**PROBLEM REQUIREMENTS**
Locate each line with the string "Nearly" in the listing below and copy it.

** Begin RECORD EXCERPTS **

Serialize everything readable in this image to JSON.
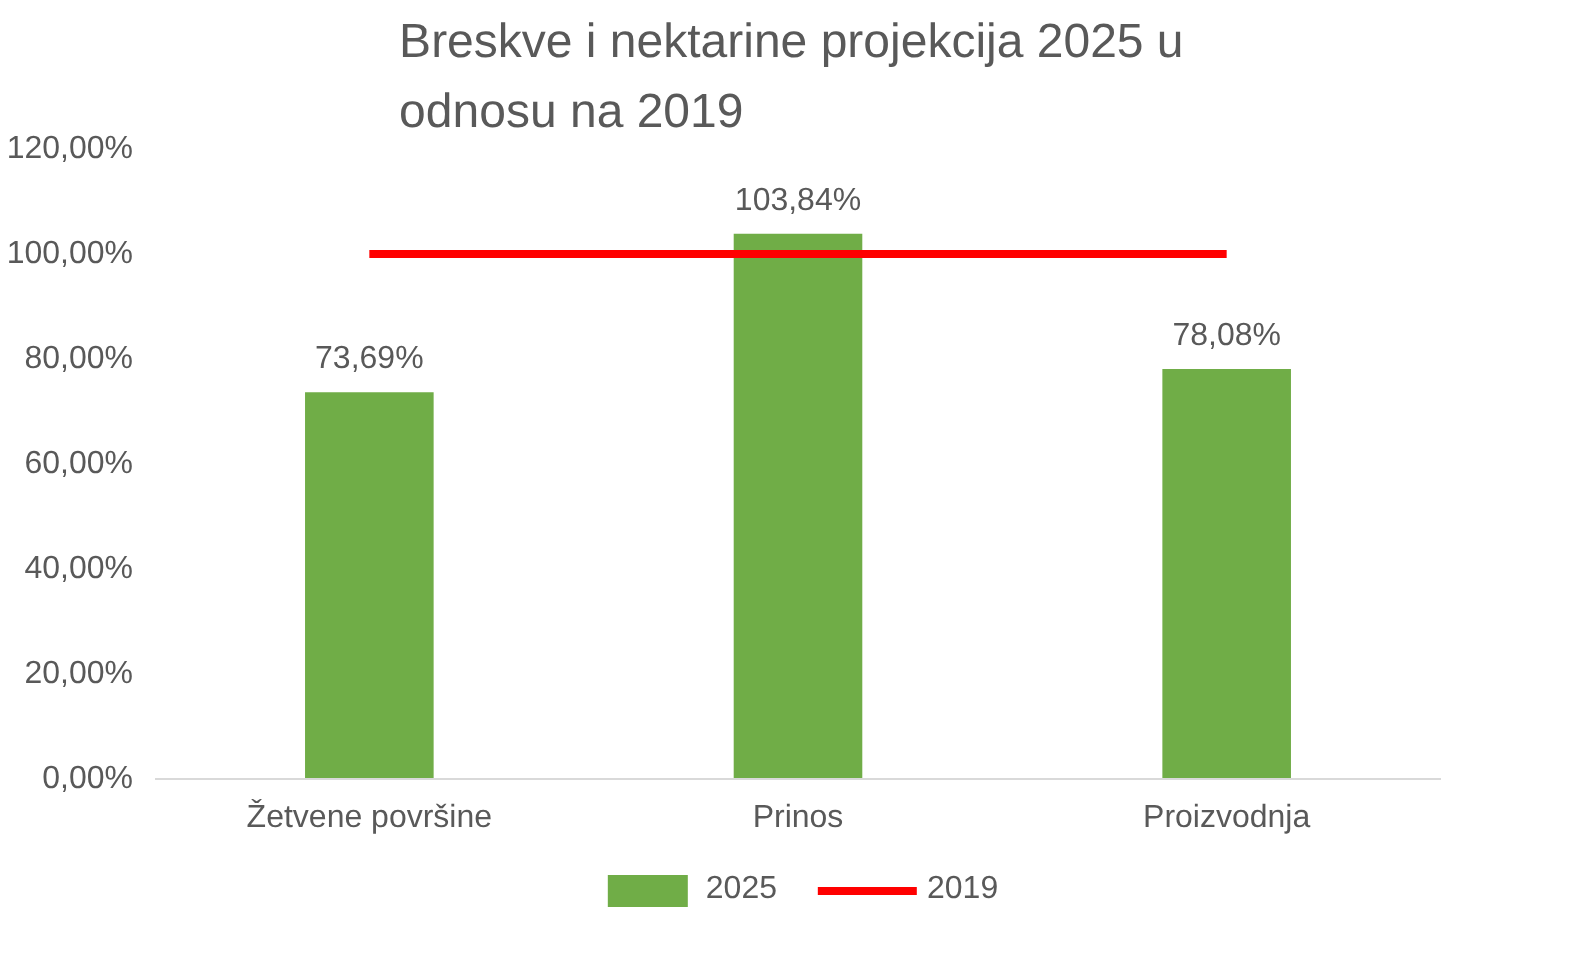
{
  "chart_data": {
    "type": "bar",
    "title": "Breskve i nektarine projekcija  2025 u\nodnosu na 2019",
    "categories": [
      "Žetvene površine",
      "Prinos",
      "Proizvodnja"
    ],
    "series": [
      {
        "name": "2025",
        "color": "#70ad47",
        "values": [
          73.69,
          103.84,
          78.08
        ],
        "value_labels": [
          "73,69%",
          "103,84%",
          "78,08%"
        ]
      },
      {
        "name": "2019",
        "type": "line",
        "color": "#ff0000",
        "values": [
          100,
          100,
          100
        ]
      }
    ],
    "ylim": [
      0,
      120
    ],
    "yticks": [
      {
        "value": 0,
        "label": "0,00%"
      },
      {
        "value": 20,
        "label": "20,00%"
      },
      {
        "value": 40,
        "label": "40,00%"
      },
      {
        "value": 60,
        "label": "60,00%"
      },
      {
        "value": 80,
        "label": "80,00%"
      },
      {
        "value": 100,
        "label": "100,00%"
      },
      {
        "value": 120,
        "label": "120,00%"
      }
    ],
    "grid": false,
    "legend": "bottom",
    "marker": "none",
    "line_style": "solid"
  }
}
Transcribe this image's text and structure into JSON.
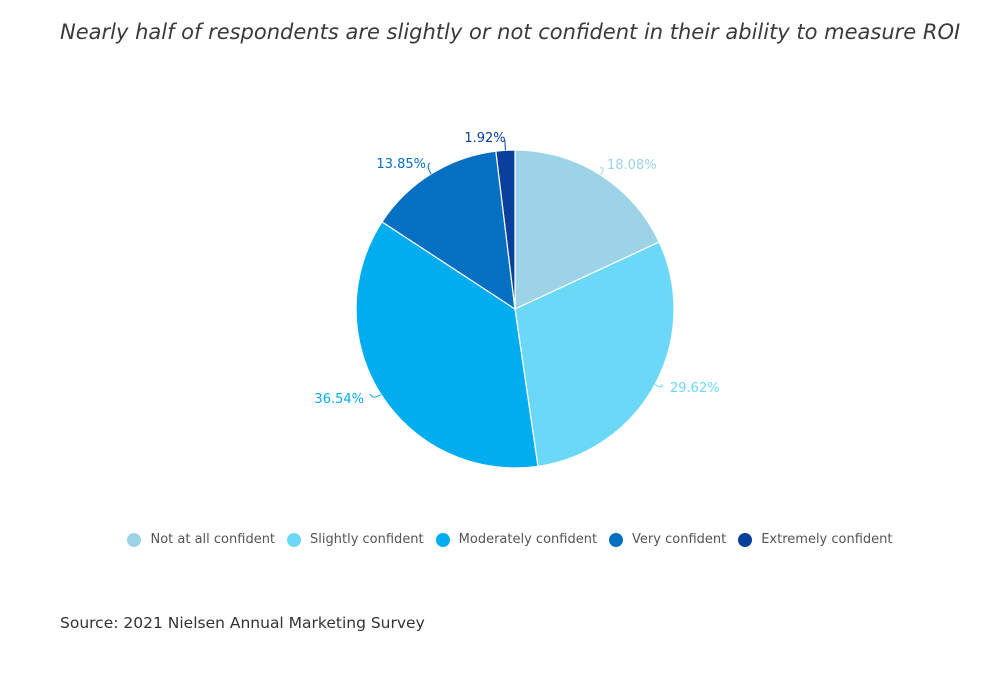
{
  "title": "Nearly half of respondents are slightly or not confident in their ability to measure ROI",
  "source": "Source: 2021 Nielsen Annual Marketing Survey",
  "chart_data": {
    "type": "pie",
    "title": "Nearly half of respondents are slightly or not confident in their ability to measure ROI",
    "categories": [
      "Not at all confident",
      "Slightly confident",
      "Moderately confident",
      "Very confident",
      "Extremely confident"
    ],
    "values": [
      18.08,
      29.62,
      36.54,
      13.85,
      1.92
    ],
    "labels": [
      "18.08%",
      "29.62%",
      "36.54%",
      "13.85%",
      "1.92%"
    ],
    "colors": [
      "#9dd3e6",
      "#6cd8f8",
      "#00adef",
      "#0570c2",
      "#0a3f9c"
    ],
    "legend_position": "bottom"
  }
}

** End RECORD EXCERPTS **
** Begin RECORD EXCERPTS **

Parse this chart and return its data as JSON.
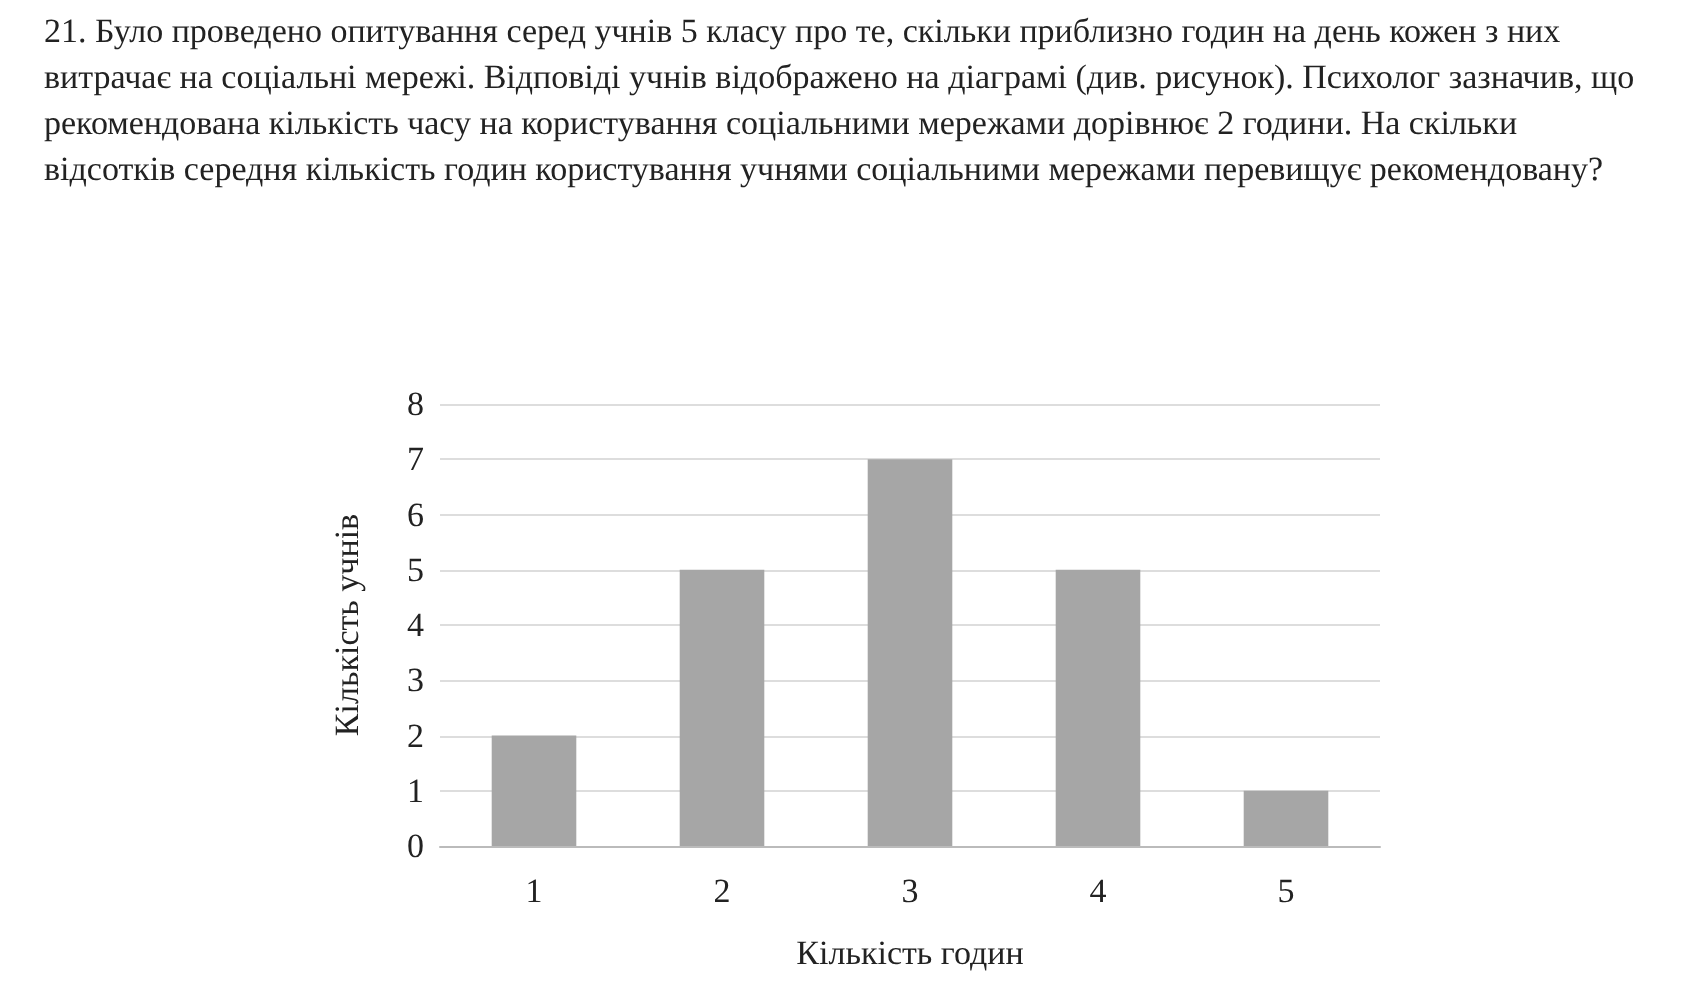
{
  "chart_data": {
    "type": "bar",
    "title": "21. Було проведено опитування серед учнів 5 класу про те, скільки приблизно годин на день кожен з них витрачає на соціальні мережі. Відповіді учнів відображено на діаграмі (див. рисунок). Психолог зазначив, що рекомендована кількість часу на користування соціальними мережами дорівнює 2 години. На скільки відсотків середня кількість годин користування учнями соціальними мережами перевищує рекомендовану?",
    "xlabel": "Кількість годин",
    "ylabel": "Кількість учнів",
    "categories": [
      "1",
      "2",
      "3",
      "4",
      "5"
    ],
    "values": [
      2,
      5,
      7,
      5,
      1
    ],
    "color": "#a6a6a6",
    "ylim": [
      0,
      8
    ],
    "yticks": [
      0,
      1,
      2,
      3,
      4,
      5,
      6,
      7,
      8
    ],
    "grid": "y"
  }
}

** End RECORD EXCERPTS **
** Begin RECORD EXCERPTS **

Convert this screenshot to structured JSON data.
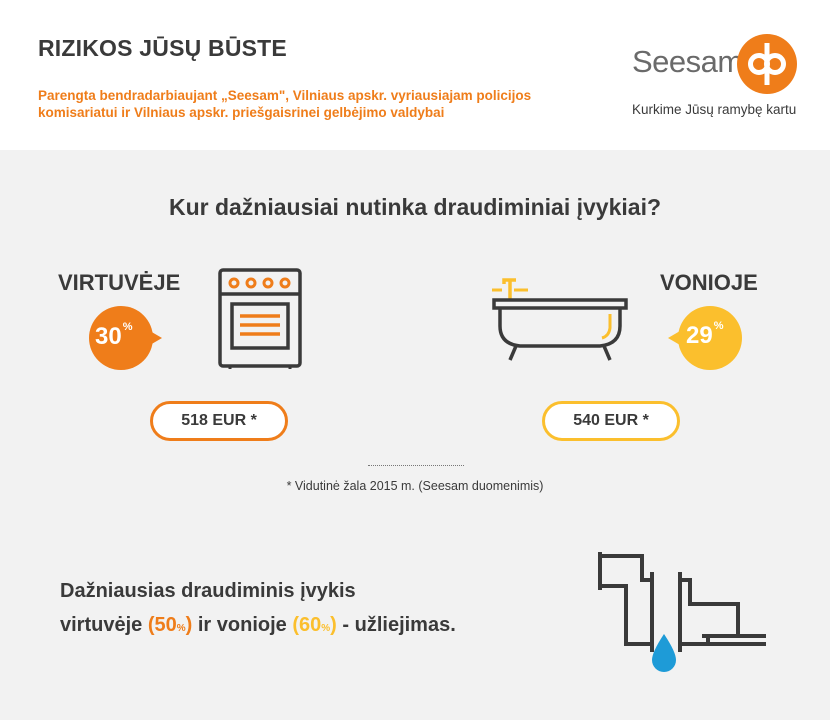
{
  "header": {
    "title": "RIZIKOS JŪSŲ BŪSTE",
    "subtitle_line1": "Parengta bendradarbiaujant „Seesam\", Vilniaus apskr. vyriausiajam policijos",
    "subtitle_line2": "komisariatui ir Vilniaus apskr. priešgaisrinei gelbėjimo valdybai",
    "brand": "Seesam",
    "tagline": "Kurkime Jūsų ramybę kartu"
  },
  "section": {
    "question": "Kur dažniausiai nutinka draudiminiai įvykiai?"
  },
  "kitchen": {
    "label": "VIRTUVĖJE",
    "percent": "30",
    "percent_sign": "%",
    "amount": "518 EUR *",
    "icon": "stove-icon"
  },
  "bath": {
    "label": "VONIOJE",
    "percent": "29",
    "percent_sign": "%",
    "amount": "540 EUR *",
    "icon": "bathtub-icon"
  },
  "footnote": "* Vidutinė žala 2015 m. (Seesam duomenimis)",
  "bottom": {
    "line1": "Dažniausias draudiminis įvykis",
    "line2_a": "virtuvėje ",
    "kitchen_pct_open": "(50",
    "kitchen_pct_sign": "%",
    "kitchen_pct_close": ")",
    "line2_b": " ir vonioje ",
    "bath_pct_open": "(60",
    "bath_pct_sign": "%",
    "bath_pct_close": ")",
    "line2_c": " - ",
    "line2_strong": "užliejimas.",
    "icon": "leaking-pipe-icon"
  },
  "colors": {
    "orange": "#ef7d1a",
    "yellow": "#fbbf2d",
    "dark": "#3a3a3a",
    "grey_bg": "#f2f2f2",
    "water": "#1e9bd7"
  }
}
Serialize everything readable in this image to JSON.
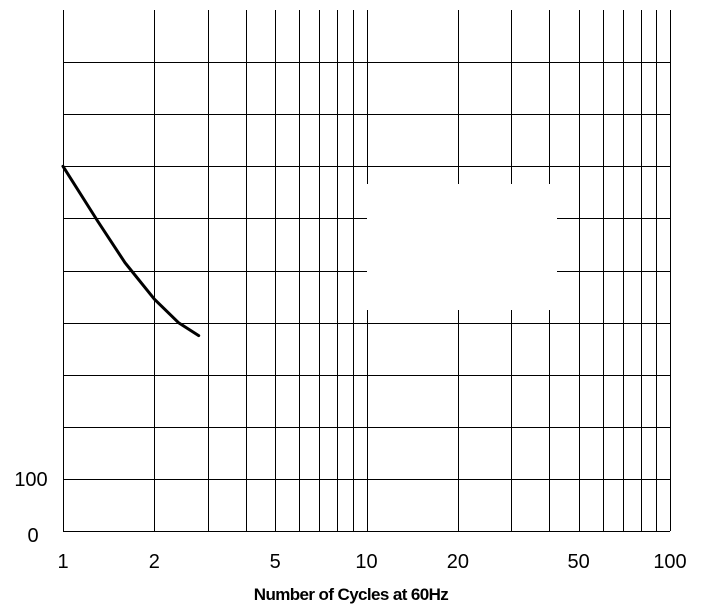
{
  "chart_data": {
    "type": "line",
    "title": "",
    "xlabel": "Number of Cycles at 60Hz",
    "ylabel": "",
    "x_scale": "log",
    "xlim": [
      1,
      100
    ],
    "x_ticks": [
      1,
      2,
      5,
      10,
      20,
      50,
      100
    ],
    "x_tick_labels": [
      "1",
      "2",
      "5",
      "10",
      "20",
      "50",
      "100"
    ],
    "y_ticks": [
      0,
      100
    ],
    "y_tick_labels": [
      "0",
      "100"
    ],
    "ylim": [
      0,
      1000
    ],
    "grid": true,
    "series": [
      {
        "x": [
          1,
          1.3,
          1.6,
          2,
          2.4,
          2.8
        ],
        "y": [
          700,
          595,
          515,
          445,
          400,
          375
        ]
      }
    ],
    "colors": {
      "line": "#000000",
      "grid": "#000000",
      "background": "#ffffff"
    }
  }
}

** End RECORD EXCERPTS **

**PROBLEM SOLUTION**
  "title": "Nearly half of respondents are slightly or not confident in their ability to measure ROI",
    "title": "Nearly half of respondents are slightly or not confident in their ability to measure ROI",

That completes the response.